** Problem **
Select and reproduce each line of the listing below that bears the string "России".

(Stored data entries)
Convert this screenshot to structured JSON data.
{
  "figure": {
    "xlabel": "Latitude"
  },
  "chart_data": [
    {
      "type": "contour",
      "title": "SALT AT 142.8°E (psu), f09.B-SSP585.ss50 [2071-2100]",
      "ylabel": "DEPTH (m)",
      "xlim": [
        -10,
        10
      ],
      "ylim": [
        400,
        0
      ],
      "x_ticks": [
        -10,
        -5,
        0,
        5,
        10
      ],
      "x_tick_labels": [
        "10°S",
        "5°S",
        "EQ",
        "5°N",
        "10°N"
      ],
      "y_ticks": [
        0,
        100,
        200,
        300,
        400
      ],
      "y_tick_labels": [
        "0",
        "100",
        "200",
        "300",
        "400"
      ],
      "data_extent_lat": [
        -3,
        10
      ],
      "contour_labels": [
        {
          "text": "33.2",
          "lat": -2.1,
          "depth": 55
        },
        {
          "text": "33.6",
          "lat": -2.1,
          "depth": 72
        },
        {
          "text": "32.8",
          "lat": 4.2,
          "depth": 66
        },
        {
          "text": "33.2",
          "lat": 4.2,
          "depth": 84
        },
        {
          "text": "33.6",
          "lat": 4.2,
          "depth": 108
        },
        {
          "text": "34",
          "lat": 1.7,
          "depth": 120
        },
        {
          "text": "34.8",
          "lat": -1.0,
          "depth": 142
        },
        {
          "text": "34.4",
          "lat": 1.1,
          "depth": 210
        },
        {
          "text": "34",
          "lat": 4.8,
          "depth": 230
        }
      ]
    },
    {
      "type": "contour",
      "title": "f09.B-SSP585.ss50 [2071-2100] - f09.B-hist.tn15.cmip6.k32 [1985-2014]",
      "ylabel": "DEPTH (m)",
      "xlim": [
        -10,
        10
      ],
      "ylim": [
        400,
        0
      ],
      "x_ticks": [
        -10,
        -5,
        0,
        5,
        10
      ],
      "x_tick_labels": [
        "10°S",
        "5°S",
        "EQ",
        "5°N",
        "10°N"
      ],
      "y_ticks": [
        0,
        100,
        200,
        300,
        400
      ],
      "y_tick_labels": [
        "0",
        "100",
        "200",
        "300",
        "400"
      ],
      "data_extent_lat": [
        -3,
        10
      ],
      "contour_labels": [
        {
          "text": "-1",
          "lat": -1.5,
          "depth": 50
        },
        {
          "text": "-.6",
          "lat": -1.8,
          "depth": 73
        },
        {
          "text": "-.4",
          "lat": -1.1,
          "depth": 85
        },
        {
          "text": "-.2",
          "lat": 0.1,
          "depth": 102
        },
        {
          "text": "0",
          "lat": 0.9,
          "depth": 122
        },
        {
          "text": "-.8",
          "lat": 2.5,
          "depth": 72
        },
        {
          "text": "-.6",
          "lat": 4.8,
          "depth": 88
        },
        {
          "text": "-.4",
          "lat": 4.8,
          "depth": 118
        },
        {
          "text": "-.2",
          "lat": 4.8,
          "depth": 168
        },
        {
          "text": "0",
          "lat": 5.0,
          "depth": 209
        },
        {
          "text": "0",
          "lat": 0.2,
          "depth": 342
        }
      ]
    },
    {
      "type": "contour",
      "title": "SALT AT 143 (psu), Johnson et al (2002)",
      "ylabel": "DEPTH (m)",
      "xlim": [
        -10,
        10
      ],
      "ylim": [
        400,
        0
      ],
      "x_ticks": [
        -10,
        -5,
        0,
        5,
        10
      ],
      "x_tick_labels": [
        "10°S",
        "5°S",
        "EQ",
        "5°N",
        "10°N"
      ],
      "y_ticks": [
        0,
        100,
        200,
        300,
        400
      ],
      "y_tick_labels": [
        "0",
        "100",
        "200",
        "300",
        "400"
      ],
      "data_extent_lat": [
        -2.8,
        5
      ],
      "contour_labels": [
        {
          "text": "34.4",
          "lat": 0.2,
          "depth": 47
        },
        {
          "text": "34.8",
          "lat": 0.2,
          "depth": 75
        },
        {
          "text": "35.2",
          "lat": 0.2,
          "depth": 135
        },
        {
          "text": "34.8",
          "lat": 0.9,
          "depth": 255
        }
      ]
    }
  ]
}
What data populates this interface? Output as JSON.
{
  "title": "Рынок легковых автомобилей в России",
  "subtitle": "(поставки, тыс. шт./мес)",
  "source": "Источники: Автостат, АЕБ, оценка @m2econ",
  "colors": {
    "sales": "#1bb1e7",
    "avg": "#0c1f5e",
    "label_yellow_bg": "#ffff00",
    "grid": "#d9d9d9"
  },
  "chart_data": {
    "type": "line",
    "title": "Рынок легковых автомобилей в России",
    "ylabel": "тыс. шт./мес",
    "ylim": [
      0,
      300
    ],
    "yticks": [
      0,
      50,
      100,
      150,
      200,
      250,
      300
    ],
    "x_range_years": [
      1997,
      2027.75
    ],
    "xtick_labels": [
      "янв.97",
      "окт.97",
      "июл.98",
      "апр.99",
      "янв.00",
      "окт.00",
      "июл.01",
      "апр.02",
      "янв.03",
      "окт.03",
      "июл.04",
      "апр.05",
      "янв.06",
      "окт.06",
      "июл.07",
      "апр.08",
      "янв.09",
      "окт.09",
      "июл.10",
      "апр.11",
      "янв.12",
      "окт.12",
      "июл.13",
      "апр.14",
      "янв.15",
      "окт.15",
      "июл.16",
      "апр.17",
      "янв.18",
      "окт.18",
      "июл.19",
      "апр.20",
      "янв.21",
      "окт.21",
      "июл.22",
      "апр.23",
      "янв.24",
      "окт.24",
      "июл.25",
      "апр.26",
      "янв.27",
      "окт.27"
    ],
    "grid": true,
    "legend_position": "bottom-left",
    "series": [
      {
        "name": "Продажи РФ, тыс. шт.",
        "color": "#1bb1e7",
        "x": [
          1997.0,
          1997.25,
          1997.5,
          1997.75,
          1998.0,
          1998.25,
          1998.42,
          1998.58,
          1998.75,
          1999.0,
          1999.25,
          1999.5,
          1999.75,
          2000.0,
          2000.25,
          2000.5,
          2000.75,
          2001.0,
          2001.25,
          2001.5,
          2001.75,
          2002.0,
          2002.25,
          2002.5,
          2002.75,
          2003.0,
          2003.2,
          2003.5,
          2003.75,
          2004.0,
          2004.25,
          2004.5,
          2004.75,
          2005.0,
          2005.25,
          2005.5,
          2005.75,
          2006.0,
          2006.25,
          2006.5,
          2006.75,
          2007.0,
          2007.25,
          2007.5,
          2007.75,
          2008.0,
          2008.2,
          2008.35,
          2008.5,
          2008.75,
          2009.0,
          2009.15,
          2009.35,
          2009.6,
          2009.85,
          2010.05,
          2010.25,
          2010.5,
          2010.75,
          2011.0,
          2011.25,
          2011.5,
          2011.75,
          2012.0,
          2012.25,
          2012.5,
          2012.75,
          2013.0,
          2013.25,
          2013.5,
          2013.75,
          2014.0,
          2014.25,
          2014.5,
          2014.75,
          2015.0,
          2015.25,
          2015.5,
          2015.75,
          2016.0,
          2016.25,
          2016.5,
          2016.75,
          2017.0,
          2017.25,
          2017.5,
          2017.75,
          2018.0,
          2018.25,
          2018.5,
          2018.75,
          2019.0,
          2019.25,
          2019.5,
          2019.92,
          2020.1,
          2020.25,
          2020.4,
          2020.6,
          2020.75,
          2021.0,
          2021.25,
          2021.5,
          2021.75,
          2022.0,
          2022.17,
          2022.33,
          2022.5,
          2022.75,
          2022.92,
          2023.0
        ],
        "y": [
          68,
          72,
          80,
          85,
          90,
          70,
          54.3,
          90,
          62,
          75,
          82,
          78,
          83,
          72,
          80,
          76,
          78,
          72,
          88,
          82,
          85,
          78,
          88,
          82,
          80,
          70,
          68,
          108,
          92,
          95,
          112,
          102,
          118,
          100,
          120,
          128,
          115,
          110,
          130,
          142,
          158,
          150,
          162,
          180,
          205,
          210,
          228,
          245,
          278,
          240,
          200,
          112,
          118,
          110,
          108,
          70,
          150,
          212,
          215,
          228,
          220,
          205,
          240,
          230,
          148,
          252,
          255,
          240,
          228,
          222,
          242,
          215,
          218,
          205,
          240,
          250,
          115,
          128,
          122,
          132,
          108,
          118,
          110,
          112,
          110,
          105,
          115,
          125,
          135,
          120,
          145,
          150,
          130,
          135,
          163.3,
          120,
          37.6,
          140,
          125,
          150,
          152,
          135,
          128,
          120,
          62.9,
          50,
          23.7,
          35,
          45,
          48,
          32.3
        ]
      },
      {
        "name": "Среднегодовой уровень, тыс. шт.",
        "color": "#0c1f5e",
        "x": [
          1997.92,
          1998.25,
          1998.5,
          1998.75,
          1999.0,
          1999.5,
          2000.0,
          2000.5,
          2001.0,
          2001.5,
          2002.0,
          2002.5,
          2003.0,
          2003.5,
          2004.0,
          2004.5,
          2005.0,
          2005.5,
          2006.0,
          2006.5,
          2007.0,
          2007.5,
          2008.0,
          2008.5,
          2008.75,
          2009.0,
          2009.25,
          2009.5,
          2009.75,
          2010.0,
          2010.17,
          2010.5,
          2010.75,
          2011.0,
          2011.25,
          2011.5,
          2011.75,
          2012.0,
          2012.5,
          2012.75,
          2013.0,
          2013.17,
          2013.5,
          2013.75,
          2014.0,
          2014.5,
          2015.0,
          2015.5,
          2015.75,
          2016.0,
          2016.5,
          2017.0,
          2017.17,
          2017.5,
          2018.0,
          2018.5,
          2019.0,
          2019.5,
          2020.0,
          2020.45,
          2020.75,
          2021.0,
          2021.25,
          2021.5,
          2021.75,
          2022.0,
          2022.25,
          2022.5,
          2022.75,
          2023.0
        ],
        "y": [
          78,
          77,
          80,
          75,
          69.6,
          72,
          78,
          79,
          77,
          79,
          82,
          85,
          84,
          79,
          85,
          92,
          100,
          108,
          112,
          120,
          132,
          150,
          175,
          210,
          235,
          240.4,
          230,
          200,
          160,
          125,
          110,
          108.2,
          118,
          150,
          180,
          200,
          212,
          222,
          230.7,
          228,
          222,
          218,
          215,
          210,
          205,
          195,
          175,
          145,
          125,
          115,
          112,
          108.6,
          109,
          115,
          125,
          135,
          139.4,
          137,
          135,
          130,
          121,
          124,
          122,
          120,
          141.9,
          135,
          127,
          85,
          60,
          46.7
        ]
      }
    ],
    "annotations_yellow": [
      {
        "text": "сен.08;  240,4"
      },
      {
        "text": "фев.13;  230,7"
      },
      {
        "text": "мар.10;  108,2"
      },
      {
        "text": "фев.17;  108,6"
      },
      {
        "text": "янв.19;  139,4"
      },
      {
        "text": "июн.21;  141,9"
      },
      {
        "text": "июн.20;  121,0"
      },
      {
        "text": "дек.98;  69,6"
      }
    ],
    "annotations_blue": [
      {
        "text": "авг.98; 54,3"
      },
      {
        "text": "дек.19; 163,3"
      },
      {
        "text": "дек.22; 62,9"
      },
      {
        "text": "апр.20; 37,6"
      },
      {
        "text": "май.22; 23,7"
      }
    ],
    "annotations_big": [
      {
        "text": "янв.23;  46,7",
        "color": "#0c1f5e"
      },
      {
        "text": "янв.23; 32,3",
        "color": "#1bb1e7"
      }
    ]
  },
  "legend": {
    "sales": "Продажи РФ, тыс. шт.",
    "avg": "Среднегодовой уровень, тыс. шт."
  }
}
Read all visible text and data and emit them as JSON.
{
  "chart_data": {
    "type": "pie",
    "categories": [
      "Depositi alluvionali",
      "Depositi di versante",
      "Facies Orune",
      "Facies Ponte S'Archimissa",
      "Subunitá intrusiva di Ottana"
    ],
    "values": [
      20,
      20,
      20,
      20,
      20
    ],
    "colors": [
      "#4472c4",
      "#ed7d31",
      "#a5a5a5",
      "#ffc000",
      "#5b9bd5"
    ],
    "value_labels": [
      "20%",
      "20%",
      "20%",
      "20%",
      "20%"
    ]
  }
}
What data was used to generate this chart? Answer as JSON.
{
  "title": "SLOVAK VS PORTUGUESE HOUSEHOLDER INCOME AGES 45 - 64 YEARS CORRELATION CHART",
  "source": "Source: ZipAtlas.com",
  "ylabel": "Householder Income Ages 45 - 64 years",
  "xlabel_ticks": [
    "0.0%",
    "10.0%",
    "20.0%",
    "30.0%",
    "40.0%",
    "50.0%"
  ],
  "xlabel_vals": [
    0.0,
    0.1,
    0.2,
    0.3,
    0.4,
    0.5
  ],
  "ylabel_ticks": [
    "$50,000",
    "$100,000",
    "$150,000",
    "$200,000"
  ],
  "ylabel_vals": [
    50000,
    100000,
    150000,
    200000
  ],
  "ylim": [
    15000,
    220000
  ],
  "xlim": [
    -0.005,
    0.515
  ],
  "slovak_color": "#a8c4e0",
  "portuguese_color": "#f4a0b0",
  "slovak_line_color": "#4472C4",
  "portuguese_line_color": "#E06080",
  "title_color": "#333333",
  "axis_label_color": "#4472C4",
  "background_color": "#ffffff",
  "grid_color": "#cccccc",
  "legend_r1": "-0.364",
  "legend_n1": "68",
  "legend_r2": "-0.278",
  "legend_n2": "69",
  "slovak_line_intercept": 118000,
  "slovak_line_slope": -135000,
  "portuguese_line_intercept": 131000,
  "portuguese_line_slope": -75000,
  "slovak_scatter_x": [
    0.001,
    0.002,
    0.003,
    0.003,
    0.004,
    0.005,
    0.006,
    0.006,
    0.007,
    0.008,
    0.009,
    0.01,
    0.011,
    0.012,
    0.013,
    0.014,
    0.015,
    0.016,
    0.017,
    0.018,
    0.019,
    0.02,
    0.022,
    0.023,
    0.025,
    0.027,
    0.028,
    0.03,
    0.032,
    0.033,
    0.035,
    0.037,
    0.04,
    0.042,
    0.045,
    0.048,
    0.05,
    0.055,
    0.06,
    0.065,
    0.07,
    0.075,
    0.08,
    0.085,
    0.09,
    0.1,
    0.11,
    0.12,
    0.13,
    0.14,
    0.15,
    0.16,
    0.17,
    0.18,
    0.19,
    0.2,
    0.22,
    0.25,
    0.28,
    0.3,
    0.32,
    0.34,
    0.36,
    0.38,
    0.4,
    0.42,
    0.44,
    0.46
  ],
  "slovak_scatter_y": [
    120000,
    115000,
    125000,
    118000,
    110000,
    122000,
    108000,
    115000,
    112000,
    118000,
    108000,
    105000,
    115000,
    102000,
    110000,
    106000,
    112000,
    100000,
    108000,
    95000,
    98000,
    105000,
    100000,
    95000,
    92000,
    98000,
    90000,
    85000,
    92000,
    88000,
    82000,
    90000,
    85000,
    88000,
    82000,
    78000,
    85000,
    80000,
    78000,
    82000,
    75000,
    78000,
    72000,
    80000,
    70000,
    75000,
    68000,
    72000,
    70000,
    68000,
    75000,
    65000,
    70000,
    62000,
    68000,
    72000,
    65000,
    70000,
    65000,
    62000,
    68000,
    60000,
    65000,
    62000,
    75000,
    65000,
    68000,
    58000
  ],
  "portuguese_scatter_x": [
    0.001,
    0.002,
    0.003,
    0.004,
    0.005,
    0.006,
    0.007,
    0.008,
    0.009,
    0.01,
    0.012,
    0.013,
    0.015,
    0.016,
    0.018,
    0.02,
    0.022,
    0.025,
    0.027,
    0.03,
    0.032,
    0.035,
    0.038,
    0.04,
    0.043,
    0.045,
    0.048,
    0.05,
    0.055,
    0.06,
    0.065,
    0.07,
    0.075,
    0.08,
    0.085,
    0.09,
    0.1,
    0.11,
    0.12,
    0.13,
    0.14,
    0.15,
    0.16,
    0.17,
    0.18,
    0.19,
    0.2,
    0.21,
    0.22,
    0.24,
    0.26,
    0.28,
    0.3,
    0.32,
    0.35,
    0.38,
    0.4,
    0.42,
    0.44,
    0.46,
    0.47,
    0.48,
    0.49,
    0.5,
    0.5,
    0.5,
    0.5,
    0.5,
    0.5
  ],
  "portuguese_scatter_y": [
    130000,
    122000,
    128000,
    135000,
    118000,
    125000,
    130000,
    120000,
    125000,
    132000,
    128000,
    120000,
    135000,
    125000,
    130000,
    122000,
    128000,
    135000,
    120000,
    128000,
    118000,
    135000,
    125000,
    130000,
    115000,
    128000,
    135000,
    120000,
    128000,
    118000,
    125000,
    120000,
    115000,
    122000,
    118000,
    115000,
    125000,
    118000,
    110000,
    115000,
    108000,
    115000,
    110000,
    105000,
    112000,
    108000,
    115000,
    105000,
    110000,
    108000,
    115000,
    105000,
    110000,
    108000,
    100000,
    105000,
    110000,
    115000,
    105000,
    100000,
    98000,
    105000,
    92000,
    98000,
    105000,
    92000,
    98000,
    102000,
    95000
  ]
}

** Written solution **
  "title": "Рынок легковых автомобилей в России",
    "title": "Рынок легковых автомобилей в России",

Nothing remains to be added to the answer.